Data records >>
---+---

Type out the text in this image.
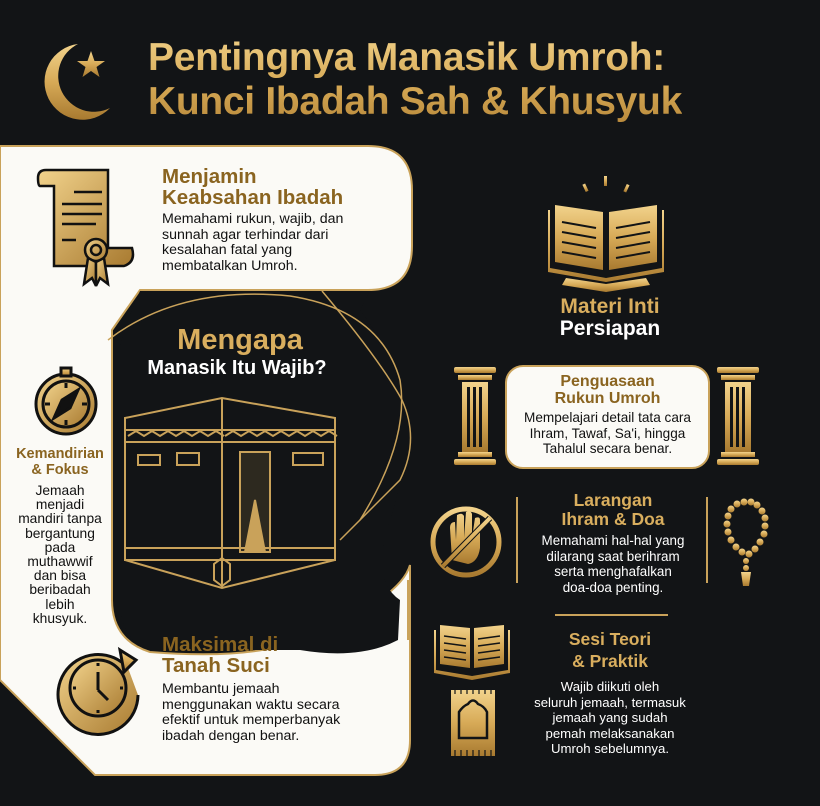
Pentingnya Manasik Umroh:
Kunci Ibadah Sah & Khusyuk
Menjamin
Keabsahan Ibadah
Memahami rukun, wajib, dan
sunnah agar terhindar dari
kesalahan fatal yang
membatalkan Umroh.
Mengapa
Manasik Itu Wajib?
Kemandirian
& Fokus
Jemaah
menjadi
mandiri tanpa
bergantung
pada
muthawwif
dan bisa
beribadah
lebih
khusyuk.
Maksimal di
Tanah Suci
Membantu jemaah
menggunakan waktu secara
efektif untuk memperbanyak
ibadah dengan benar.
Materi Inti
Persiapan
Penguasaan
Rukun Umroh
Mempelajari detail tata cara
Ihram, Tawaf, Sa'i, hingga
Tahalul secara benar.
Larangan
Ihram & Doa
Memahami hal-hal yang
dilarang saat berihram
serta menghafalkan
doa-doa penting.
Sesi Teori
& Praktik
Wajib diikuti oleh
seluruh jemaah, termasuk
jemaah yang sudah
pemah melaksanakan
Umroh sebelumnya.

---+---

THE EXERCISE >> Copy all the data exactly as written, but skip any picture.

ANSWER FOR THIS EXERCISE >>
Type out the text in this image.
Pentingnya Manasik Umroh:
Kunci Ibadah Sah & Khusyuk
Menjamin
Keabsahan Ibadah
Memahami rukun, wajib, dan
sunnah agar terhindar dari
kesalahan fatal yang
membatalkan Umroh.
Mengapa
Manasik Itu Wajib?
Kemandirian
& Fokus
Jemaah
menjadi
mandiri tanpa
bergantung
pada
muthawwif
dan bisa
beribadah
lebih
khusyuk.
Maksimal di
Tanah Suci
Membantu jemaah
menggunakan waktu secara
efektif untuk memperbanyak
ibadah dengan benar.
Materi Inti
Persiapan
Penguasaan
Rukun Umroh
Mempelajari detail tata cara
Ihram, Tawaf, Sa'i, hingga
Tahalul secara benar.
Larangan
Ihram & Doa
Memahami hal-hal yang
dilarang saat berihram
serta menghafalkan
doa-doa penting.
Sesi Teori
& Praktik
Wajib diikuti oleh
seluruh jemaah, termasuk
jemaah yang sudah
pemah melaksanakan
Umroh sebelumnya.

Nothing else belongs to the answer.